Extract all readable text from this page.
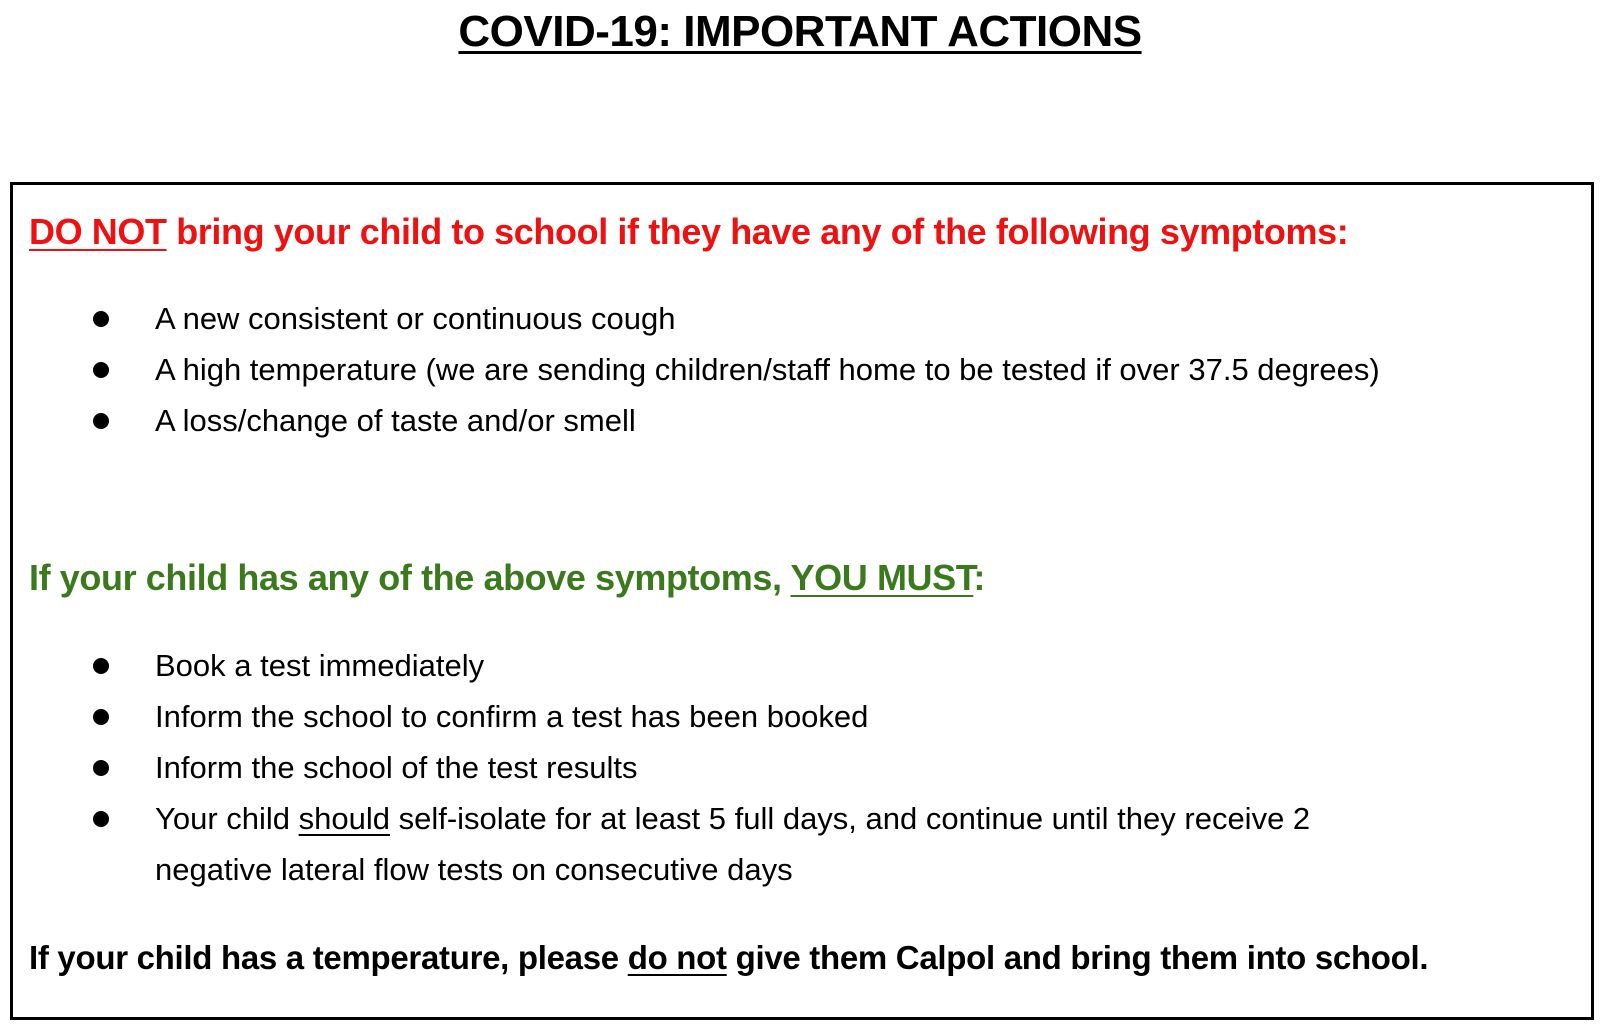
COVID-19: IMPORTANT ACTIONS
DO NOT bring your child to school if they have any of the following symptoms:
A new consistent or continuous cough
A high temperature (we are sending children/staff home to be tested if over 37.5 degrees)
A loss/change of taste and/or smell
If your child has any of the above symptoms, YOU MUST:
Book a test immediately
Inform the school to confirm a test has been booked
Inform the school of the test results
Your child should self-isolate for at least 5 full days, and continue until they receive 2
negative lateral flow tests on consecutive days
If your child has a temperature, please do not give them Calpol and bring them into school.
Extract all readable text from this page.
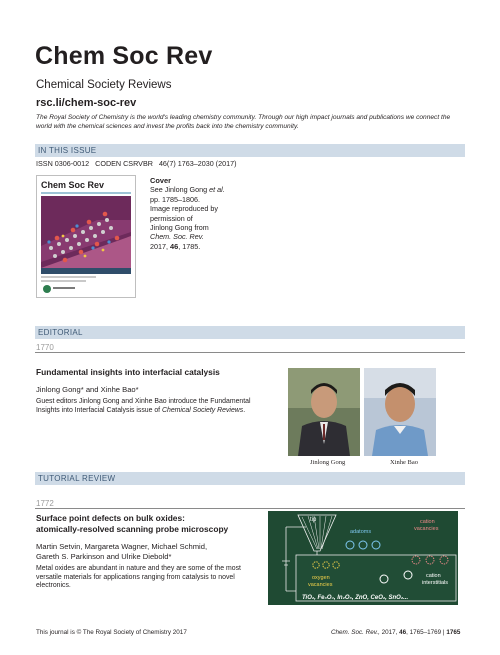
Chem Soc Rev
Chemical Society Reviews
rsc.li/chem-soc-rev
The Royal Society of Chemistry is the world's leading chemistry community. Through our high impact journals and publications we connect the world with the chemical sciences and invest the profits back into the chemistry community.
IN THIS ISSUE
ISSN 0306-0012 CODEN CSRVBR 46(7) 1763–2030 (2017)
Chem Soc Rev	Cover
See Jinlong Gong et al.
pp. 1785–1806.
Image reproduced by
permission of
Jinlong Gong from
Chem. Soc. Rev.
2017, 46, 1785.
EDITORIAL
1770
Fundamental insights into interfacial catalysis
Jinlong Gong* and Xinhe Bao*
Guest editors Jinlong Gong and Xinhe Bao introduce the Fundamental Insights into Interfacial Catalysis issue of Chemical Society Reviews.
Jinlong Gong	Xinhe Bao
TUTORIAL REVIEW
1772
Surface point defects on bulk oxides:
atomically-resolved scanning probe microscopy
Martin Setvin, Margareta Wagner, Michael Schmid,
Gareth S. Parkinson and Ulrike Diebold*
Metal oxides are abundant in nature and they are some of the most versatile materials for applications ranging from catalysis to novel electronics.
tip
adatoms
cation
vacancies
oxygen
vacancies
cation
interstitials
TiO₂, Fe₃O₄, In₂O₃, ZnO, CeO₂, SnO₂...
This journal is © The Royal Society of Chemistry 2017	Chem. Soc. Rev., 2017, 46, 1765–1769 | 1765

· · · · ·

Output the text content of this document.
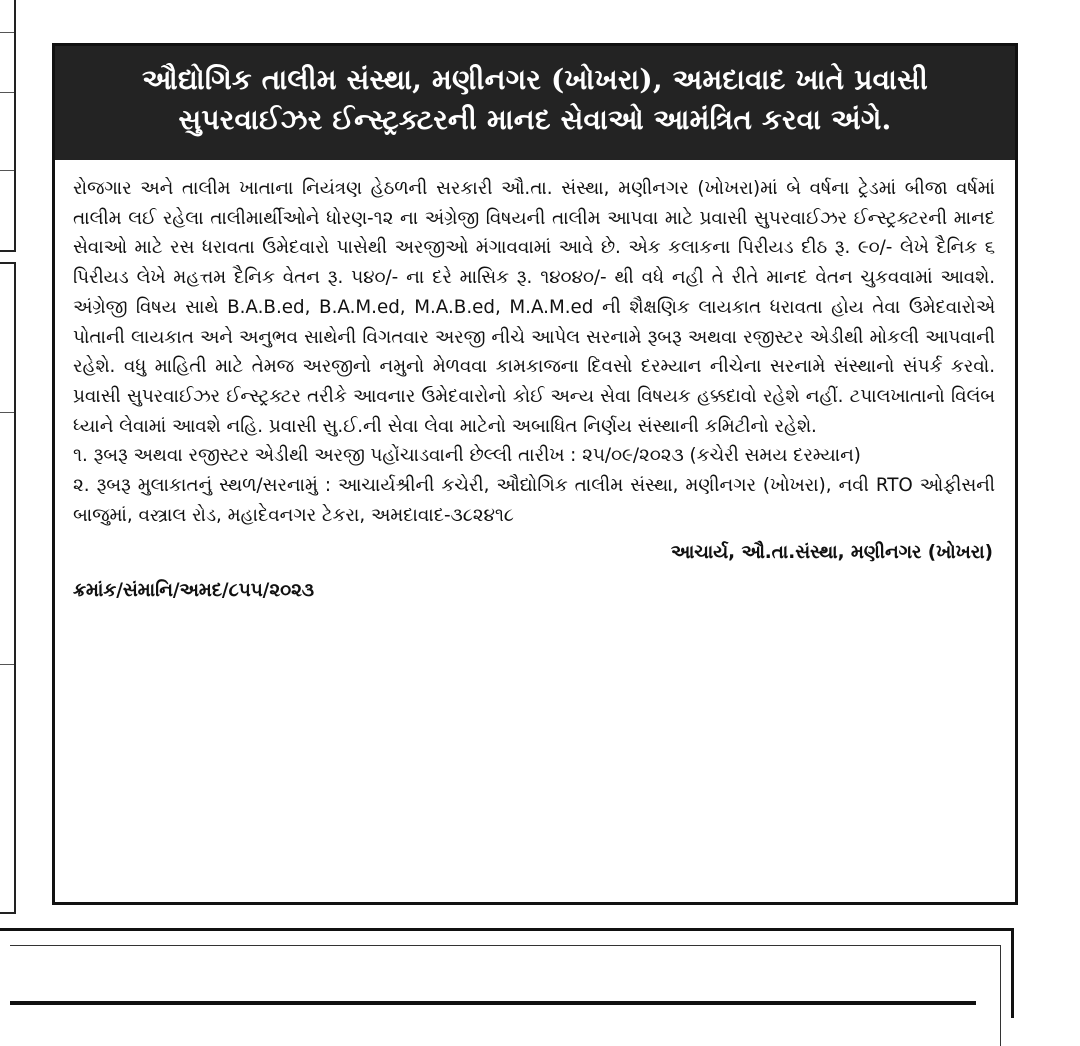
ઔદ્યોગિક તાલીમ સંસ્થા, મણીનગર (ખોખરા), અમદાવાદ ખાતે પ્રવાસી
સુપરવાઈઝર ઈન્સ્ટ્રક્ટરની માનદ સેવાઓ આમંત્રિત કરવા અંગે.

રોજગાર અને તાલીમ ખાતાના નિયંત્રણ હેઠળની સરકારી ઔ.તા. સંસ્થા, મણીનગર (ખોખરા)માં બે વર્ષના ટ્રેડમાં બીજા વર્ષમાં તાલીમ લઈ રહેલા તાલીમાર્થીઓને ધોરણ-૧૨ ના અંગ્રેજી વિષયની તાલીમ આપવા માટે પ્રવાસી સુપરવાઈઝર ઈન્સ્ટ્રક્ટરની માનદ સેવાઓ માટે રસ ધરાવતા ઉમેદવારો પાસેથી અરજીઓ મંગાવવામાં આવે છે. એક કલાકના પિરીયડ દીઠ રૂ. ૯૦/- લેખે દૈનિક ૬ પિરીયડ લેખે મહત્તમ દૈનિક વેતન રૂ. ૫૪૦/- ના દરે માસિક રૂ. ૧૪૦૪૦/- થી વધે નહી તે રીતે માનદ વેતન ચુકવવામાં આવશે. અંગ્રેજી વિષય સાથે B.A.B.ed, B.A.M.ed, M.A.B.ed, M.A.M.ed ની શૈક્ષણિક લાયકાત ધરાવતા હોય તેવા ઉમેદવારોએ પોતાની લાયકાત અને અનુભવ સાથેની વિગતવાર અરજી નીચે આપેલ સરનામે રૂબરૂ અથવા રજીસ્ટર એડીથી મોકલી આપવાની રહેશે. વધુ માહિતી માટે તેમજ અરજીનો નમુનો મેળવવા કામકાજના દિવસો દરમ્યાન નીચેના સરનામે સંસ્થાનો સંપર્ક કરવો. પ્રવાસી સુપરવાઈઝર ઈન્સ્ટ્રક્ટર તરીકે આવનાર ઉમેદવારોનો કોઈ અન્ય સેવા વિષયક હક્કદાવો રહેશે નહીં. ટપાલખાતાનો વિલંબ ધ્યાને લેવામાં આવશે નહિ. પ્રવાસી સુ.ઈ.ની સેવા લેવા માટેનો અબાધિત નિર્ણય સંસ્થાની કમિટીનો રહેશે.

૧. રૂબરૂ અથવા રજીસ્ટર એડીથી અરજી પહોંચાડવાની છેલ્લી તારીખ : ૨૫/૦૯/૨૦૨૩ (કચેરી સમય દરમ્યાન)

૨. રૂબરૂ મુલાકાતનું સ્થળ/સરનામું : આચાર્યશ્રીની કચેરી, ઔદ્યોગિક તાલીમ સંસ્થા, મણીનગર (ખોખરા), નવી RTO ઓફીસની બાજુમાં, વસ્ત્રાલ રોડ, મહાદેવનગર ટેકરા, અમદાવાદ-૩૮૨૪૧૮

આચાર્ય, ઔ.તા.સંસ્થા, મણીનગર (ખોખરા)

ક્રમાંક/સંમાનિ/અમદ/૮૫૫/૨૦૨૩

· · · · ·

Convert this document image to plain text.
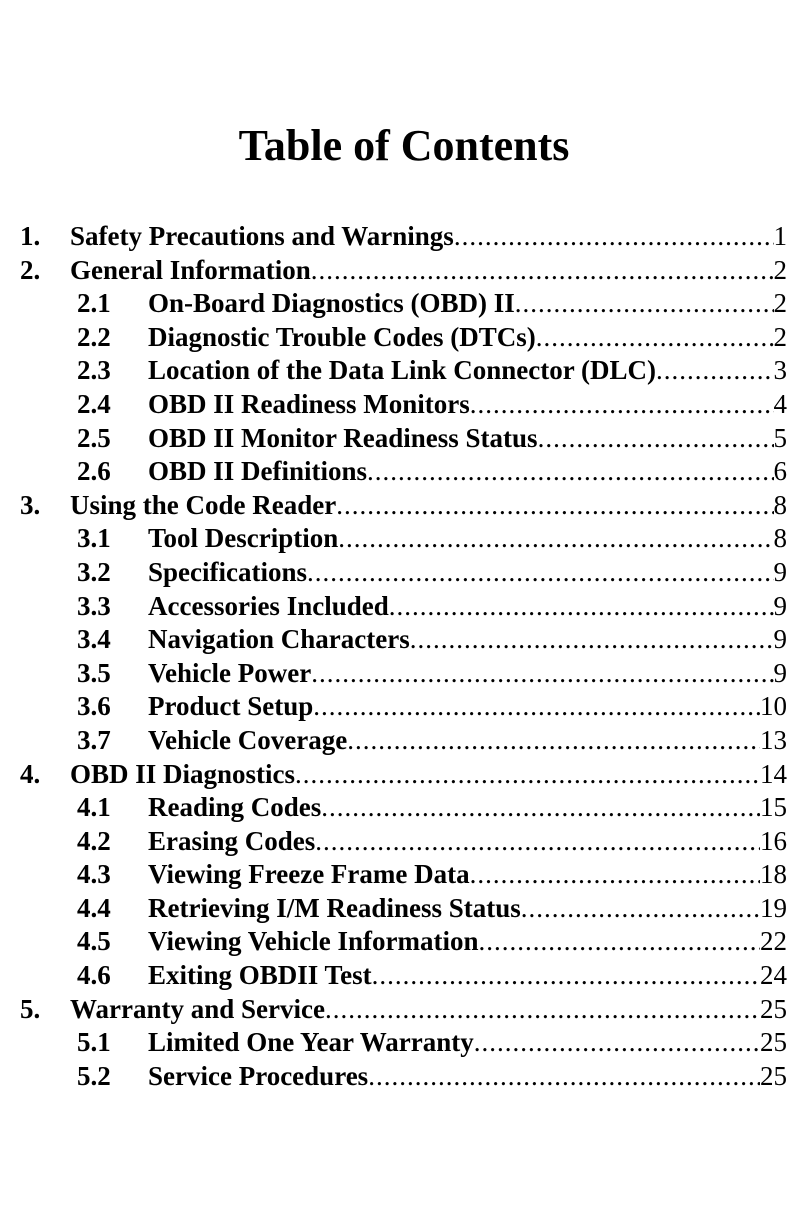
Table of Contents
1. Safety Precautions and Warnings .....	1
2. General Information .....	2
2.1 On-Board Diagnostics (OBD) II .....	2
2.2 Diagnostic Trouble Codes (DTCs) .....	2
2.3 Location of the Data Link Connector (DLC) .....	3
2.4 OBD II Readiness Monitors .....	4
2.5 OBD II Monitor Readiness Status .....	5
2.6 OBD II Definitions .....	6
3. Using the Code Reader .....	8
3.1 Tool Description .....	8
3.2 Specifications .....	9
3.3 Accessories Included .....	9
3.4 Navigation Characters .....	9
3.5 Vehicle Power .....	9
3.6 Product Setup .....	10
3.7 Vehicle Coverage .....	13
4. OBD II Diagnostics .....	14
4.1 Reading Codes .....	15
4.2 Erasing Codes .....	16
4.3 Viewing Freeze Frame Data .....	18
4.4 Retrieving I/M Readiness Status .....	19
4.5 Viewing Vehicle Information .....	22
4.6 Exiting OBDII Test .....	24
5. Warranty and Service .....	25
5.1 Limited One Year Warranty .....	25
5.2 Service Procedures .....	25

· · · · ·

▶ [INSTRUCTIONS TO FOLLOW]: List every line above that contains the word "Viewing".

▶ [FULL ANSWER]:
4.3 Viewing Freeze Frame Data .....	18
4.5 Viewing Vehicle Information .....	22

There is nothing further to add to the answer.